A 6h30 précise, le départ est donné, je fais quelques pas hésitant sur les galets de Nice et dès que je plonge dans l’eau c’est le combat, ça cogne de partout, les coups de pied, de bras fusent de tous les côtés; un bras à gauche, une jambe à droite, je suis gêné par d’autres nageurs devant, on essaie de me passer par-dessus. Il faut nager en crawl water polo avec la tête hors de l’eau pour voir ce qui se passe, pour respirer et pour défendre son espace vital. Après quelques centaines de mètres, la mer est plus calme. Je perds pas mal d’énergie dans ce combat du départ, le répit est de courte durée car à la première bouée, le combat reprend et les coups fusent de tout part.

────────────────────────────────────────

» Consigne: Résumez en deux phrases le récit du départ à la nage à Nice.

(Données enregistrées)
────────────────────────────────────────

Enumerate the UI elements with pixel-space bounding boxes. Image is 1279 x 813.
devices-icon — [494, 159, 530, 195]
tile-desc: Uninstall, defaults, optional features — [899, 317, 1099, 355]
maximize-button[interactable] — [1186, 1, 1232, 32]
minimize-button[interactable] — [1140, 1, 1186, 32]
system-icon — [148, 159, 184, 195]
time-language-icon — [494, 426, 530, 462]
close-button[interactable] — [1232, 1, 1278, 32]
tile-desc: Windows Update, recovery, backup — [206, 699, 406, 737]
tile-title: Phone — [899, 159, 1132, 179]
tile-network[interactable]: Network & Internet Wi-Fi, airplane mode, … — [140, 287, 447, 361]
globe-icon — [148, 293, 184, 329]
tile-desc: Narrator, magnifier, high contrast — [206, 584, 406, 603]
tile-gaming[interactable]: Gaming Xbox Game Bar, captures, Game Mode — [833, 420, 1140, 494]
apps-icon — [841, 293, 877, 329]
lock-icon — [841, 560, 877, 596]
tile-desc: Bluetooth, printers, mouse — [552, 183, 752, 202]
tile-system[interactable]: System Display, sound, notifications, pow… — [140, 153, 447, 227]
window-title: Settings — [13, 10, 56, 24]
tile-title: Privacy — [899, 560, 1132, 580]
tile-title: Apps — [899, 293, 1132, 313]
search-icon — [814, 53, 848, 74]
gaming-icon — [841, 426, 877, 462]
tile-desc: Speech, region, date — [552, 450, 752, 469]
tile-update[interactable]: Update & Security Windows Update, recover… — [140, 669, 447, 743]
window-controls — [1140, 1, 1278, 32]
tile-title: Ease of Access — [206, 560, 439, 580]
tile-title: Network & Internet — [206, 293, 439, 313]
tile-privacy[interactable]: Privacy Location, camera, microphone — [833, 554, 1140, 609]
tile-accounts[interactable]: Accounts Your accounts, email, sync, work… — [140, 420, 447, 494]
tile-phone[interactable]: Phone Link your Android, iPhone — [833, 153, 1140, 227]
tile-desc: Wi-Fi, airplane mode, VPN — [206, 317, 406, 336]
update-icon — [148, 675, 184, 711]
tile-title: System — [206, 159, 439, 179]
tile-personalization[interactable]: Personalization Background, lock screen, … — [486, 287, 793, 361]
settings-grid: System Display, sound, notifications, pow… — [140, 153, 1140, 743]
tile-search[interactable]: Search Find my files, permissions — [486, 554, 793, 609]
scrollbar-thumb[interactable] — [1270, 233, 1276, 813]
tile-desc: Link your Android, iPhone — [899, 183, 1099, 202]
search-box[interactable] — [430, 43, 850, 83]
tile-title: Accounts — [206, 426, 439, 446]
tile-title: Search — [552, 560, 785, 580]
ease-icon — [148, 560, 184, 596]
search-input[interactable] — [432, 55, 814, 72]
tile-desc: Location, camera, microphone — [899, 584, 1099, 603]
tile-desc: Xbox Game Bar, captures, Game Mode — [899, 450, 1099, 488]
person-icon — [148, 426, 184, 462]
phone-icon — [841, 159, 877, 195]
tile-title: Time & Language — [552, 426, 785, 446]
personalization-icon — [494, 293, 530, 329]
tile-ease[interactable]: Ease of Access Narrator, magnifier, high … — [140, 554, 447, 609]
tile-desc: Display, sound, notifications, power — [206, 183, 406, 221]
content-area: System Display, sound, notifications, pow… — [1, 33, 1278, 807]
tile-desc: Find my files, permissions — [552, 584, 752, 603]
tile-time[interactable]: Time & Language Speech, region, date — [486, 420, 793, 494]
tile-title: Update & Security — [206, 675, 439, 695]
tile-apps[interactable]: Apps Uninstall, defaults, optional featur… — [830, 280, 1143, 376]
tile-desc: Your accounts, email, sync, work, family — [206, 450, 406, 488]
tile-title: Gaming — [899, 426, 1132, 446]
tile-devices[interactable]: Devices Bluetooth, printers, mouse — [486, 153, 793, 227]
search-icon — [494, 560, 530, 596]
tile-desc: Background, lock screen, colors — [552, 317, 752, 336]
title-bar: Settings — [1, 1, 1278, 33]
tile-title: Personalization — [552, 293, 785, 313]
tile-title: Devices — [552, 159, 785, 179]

────────────────────────────────────────

» Réponse: Dès le départ donné à 6h30 sur les galets de Nice, la nage tourne au combat, avec des coups de pied et de bras venus de tous côtés, et il faut nager en crawl water polo, la tête hors de l'eau, pour voir, respirer et défendre son espace vital. La mer se calme après quelques centaines de mètres, mais ce combat fait perdre pas mal d'énergie et le répit est bref, car les coups reprennent à la première bouée.